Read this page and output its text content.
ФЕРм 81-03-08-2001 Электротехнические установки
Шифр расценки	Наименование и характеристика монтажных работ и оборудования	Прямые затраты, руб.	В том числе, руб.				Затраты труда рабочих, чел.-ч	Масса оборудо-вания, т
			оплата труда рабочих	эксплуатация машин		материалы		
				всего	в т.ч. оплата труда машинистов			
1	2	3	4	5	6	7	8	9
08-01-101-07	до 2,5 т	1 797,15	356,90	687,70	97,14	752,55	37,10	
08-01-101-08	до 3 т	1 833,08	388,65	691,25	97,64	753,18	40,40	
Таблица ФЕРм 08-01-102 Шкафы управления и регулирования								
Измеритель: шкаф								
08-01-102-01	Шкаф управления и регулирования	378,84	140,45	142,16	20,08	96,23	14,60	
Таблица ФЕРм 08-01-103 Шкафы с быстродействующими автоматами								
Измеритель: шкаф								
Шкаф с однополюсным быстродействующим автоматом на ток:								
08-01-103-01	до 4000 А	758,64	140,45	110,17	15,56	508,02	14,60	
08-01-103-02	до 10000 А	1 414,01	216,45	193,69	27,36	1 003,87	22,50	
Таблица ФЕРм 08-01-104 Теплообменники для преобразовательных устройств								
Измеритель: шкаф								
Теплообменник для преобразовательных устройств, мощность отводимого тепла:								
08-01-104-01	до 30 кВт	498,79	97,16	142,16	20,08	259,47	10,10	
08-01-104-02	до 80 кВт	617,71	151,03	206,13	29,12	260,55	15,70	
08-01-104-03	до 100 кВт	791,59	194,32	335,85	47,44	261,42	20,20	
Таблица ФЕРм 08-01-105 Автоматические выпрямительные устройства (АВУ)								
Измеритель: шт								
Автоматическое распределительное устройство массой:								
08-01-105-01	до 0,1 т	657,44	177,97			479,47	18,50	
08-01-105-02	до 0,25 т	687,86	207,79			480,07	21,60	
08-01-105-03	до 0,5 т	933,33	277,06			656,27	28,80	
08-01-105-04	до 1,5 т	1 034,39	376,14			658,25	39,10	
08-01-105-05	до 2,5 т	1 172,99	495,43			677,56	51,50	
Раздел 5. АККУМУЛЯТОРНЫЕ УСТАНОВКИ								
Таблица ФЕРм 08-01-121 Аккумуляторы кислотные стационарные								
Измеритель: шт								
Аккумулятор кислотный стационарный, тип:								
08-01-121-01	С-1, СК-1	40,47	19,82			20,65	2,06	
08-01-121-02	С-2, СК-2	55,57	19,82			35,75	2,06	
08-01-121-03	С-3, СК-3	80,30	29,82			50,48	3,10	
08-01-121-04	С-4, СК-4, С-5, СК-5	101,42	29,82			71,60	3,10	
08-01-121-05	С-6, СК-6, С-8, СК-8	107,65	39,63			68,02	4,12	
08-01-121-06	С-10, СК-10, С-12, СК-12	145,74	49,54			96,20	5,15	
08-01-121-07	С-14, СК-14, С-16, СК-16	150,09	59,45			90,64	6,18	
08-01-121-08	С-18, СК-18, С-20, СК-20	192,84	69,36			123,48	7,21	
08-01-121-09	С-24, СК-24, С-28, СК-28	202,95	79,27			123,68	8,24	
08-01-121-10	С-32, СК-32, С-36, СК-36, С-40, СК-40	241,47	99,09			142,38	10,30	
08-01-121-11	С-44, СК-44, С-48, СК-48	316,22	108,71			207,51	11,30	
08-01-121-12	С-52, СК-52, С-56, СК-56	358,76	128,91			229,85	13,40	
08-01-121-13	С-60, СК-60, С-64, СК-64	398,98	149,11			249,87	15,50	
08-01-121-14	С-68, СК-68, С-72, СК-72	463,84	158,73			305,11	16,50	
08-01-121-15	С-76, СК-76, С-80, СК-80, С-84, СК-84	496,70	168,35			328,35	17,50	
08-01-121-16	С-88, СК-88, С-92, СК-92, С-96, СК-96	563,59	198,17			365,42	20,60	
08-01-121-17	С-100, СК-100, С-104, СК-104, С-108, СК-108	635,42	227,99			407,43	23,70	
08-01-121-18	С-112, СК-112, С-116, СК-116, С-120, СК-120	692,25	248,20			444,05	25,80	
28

- - -

Copy every line of the records word for word.

Read this page and output its text content.
ФЕРм 81-03-08-2001 Электротехнические установки
Шифр расценки	Наименование и характеристика монтажных работ и оборудования	Прямые затраты, руб.	В том числе, руб.				Затраты труда рабочих, чел.-ч	Масса оборудо-вания, т
			оплата труда рабочих	эксплуатация машин		материалы		
				всего	в т.ч. оплата труда машинистов			
1	2	3	4	5	6	7	8	9
08-01-101-07	до 2,5 т	1 797,15	356,90	687,70	97,14	752,55	37,10	
08-01-101-08	до 3 т	1 833,08	388,65	691,25	97,64	753,18	40,40	
Таблица ФЕРм 08-01-102 Шкафы управления и регулирования								
Измеритель: шкаф								
08-01-102-01	Шкаф управления и регулирования	378,84	140,45	142,16	20,08	96,23	14,60	
Таблица ФЕРм 08-01-103 Шкафы с быстродействующими автоматами								
Измеритель: шкаф								
Шкаф с однополюсным быстродействующим автоматом на ток:								
08-01-103-01	до 4000 А	758,64	140,45	110,17	15,56	508,02	14,60	
08-01-103-02	до 10000 А	1 414,01	216,45	193,69	27,36	1 003,87	22,50	
Таблица ФЕРм 08-01-104 Теплообменники для преобразовательных устройств								
Измеритель: шкаф								
Теплообменник для преобразовательных устройств, мощность отводимого тепла:								
08-01-104-01	до 30 кВт	498,79	97,16	142,16	20,08	259,47	10,10	
08-01-104-02	до 80 кВт	617,71	151,03	206,13	29,12	260,55	15,70	
08-01-104-03	до 100 кВт	791,59	194,32	335,85	47,44	261,42	20,20	
Таблица ФЕРм 08-01-105 Автоматические выпрямительные устройства (АВУ)								
Измеритель: шт								
Автоматическое распределительное устройство массой:								
08-01-105-01	до 0,1 т	657,44	177,97			479,47	18,50	
08-01-105-02	до 0,25 т	687,86	207,79			480,07	21,60	
08-01-105-03	до 0,5 т	933,33	277,06			656,27	28,80	
08-01-105-04	до 1,5 т	1 034,39	376,14			658,25	39,10	
08-01-105-05	до 2,5 т	1 172,99	495,43			677,56	51,50	
Раздел 5. АККУМУЛЯТОРНЫЕ УСТАНОВКИ								
Таблица ФЕРм 08-01-121 Аккумуляторы кислотные стационарные								
Измеритель: шт								
Аккумулятор кислотный стационарный, тип:								
08-01-121-01	С-1, СК-1	40,47	19,82			20,65	2,06	
08-01-121-02	С-2, СК-2	55,57	19,82			35,75	2,06	
08-01-121-03	С-3, СК-3	80,30	29,82			50,48	3,10	
08-01-121-04	С-4, СК-4, С-5, СК-5	101,42	29,82			71,60	3,10	
08-01-121-05	С-6, СК-6, С-8, СК-8	107,65	39,63			68,02	4,12	
08-01-121-06	С-10, СК-10, С-12, СК-12	145,74	49,54			96,20	5,15	
08-01-121-07	С-14, СК-14, С-16, СК-16	150,09	59,45			90,64	6,18	
08-01-121-08	С-18, СК-18, С-20, СК-20	192,84	69,36			123,48	7,21	
08-01-121-09	С-24, СК-24, С-28, СК-28	202,95	79,27			123,68	8,24	
08-01-121-10	С-32, СК-32, С-36, СК-36, С-40, СК-40	241,47	99,09			142,38	10,30	
08-01-121-11	С-44, СК-44, С-48, СК-48	316,22	108,71			207,51	11,30	
08-01-121-12	С-52, СК-52, С-56, СК-56	358,76	128,91			229,85	13,40	
08-01-121-13	С-60, СК-60, С-64, СК-64	398,98	149,11			249,87	15,50	
08-01-121-14	С-68, СК-68, С-72, СК-72	463,84	158,73			305,11	16,50	
08-01-121-15	С-76, СК-76, С-80, СК-80, С-84, СК-84	496,70	168,35			328,35	17,50	
08-01-121-16	С-88, СК-88, С-92, СК-92, С-96, СК-96	563,59	198,17			365,42	20,60	
08-01-121-17	С-100, СК-100, С-104, СК-104, С-108, СК-108	635,42	227,99			407,43	23,70	
08-01-121-18	С-112, СК-112, С-116, СК-116, С-120, СК-120	692,25	248,20			444,05	25,80	
28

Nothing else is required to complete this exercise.